STATED GOAL >>
Present the following entries again, word for word and in full.

Figure contents as structured data >>
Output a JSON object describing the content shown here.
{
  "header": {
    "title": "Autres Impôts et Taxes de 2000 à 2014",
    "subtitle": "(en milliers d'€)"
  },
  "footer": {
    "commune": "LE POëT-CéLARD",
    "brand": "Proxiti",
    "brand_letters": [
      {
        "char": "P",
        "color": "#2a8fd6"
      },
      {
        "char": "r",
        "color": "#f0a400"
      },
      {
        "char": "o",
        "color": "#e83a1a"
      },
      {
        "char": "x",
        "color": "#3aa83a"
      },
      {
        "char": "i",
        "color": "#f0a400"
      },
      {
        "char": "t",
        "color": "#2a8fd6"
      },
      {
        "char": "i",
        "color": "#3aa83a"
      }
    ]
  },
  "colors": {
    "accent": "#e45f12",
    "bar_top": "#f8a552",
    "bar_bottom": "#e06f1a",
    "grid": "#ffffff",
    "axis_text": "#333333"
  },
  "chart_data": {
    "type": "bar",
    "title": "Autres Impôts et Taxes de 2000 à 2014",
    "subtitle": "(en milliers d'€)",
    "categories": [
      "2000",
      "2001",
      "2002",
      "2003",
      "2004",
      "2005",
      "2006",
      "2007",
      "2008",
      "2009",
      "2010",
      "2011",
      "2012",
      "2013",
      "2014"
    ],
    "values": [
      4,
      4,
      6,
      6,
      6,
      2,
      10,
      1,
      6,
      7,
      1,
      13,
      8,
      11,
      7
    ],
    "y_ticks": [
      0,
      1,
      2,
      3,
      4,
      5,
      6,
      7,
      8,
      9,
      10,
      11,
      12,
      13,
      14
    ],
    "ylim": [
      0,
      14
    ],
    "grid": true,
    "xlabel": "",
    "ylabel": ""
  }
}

REPLY >>
Output a JSON object describing the content shown here.
{
  "header": {
    "title": "Autres Impôts et Taxes de 2000 à 2014",
    "subtitle": "(en milliers d'€)"
  },
  "footer": {
    "commune": "LE POëT-CéLARD",
    "brand": "Proxiti",
    "brand_letters": [
      {
        "char": "P",
        "color": "#2a8fd6"
      },
      {
        "char": "r",
        "color": "#f0a400"
      },
      {
        "char": "o",
        "color": "#e83a1a"
      },
      {
        "char": "x",
        "color": "#3aa83a"
      },
      {
        "char": "i",
        "color": "#f0a400"
      },
      {
        "char": "t",
        "color": "#2a8fd6"
      },
      {
        "char": "i",
        "color": "#3aa83a"
      }
    ]
  },
  "colors": {
    "accent": "#e45f12",
    "bar_top": "#f8a552",
    "bar_bottom": "#e06f1a",
    "grid": "#ffffff",
    "axis_text": "#333333"
  },
  "chart_data": {
    "type": "bar",
    "title": "Autres Impôts et Taxes de 2000 à 2014",
    "subtitle": "(en milliers d'€)",
    "categories": [
      "2000",
      "2001",
      "2002",
      "2003",
      "2004",
      "2005",
      "2006",
      "2007",
      "2008",
      "2009",
      "2010",
      "2011",
      "2012",
      "2013",
      "2014"
    ],
    "values": [
      4,
      4,
      6,
      6,
      6,
      2,
      10,
      1,
      6,
      7,
      1,
      13,
      8,
      11,
      7
    ],
    "y_ticks": [
      0,
      1,
      2,
      3,
      4,
      5,
      6,
      7,
      8,
      9,
      10,
      11,
      12,
      13,
      14
    ],
    "ylim": [
      0,
      14
    ],
    "grid": true,
    "xlabel": "",
    "ylabel": ""
  }
}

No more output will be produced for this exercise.